** BRIEF **
Skip the pictures and repeat each line of the data exactly.

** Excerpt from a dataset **

[BEGIN]

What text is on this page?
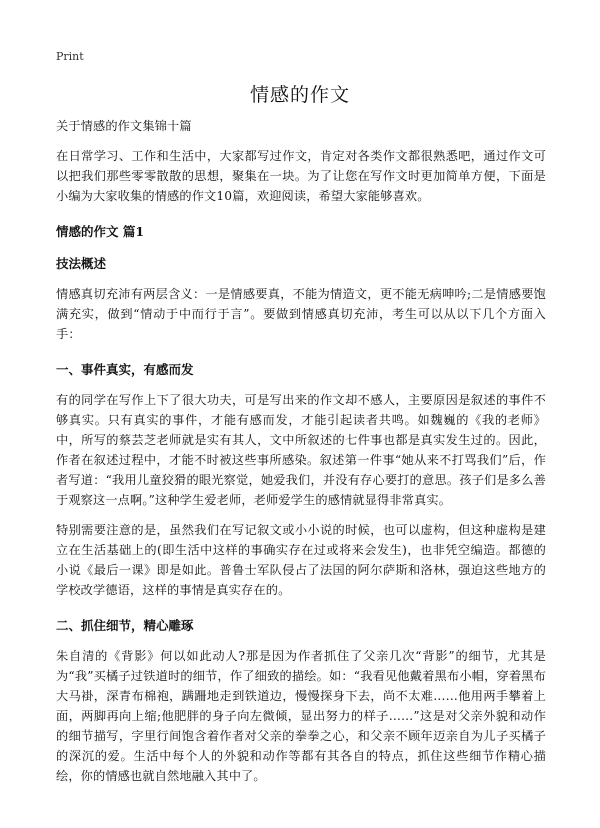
Print
情感的作文

关于情感的作文集锦十篇

在日常学习、工作和生活中，大家都写过作文，肯定对各类作文都很熟悉吧，通过作文可以把我们那些零零散散的思想，聚集在一块。为了让您在写作文时更加简单方便，下面是小编为大家收集的情感的作文10篇，欢迎阅读，希望大家能够喜欢。

情感的作文 篇1
技法概述

情感真切充沛有两层含义：一是情感要真，不能为情造文，更不能无病呻吟;二是情感要饱满充实，做到“情动于中而行于言”。要做到情感真切充沛，考生可以从以下几个方面入手：

一、事件真实，有感而发

有的同学在写作上下了很大功夫，可是写出来的作文却不感人，主要原因是叙述的事件不够真实。只有真实的事件，才能有感而发，才能引起读者共鸣。如魏巍的《我的老师》中，所写的蔡芸芝老师就是实有其人，文中所叙述的七件事也都是真实发生过的。因此，作者在叙述过程中，才能不时被这些事所感染。叙述第一件事“她从来不打骂我们”后，作者写道：“我用儿童狡猾的眼光察觉，她爱我们，并没有存心要打的意思。孩子们是多么善于观察这一点啊。”这种学生爱老师，老师爱学生的感情就显得非常真实。

特别需要注意的是，虽然我们在写记叙文或小小说的时候，也可以虚构，但这种虚构是建立在生活基础上的(即生活中这样的事确实存在过或将来会发生)，也非凭空编造。都德的小说《最后一课》即是如此。普鲁士军队侵占了法国的阿尔萨斯和洛林，强迫这些地方的学校改学德语，这样的事情是真实存在的。

二、抓住细节，精心雕琢

朱自清的《背影》何以如此动人?那是因为作者抓住了父亲几次“背影”的细节，尤其是为“我”买橘子过铁道时的细节，作了细致的描绘。如：“我看见他戴着黑布小帽，穿着黑布大马褂，深青布棉袍，蹒跚地走到铁道边，慢慢探身下去，尚不太难……他用两手攀着上面，两脚再向上缩;他肥胖的身子向左微倾，显出努力的样子……”这是对父亲外貌和动作的细节描写，字里行间饱含着作者对父亲的拳拳之心，和父亲不顾年迈亲自为儿子买橘子的深沉的爱。生活中每个人的外貌和动作等都有其各自的特点，抓住这些细节作精心描绘，你的情感也就自然地融入其中了。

[END]

** TASK OUTPUT **
What text is on this page?
Print
情感的作文

关于情感的作文集锦十篇

在日常学习、工作和生活中，大家都写过作文，肯定对各类作文都很熟悉吧，通过作文可以把我们那些零零散散的思想，聚集在一块。为了让您在写作文时更加简单方便，下面是小编为大家收集的情感的作文10篇，欢迎阅读，希望大家能够喜欢。

情感的作文 篇1
技法概述

情感真切充沛有两层含义：一是情感要真，不能为情造文，更不能无病呻吟;二是情感要饱满充实，做到“情动于中而行于言”。要做到情感真切充沛，考生可以从以下几个方面入手：

一、事件真实，有感而发

有的同学在写作上下了很大功夫，可是写出来的作文却不感人，主要原因是叙述的事件不够真实。只有真实的事件，才能有感而发，才能引起读者共鸣。如魏巍的《我的老师》中，所写的蔡芸芝老师就是实有其人，文中所叙述的七件事也都是真实发生过的。因此，作者在叙述过程中，才能不时被这些事所感染。叙述第一件事“她从来不打骂我们”后，作者写道：“我用儿童狡猾的眼光察觉，她爱我们，并没有存心要打的意思。孩子们是多么善于观察这一点啊。”这种学生爱老师，老师爱学生的感情就显得非常真实。

特别需要注意的是，虽然我们在写记叙文或小小说的时候，也可以虚构，但这种虚构是建立在生活基础上的(即生活中这样的事确实存在过或将来会发生)，也非凭空编造。都德的小说《最后一课》即是如此。普鲁士军队侵占了法国的阿尔萨斯和洛林，强迫这些地方的学校改学德语，这样的事情是真实存在的。

二、抓住细节，精心雕琢

朱自清的《背影》何以如此动人?那是因为作者抓住了父亲几次“背影”的细节，尤其是为“我”买橘子过铁道时的细节，作了细致的描绘。如：“我看见他戴着黑布小帽，穿着黑布大马褂，深青布棉袍，蹒跚地走到铁道边，慢慢探身下去，尚不太难……他用两手攀着上面，两脚再向上缩;他肥胖的身子向左微倾，显出努力的样子……”这是对父亲外貌和动作的细节描写，字里行间饱含着作者对父亲的拳拳之心，和父亲不顾年迈亲自为儿子买橘子的深沉的爱。生活中每个人的外貌和动作等都有其各自的特点，抓住这些细节作精心描绘，你的情感也就自然地融入其中了。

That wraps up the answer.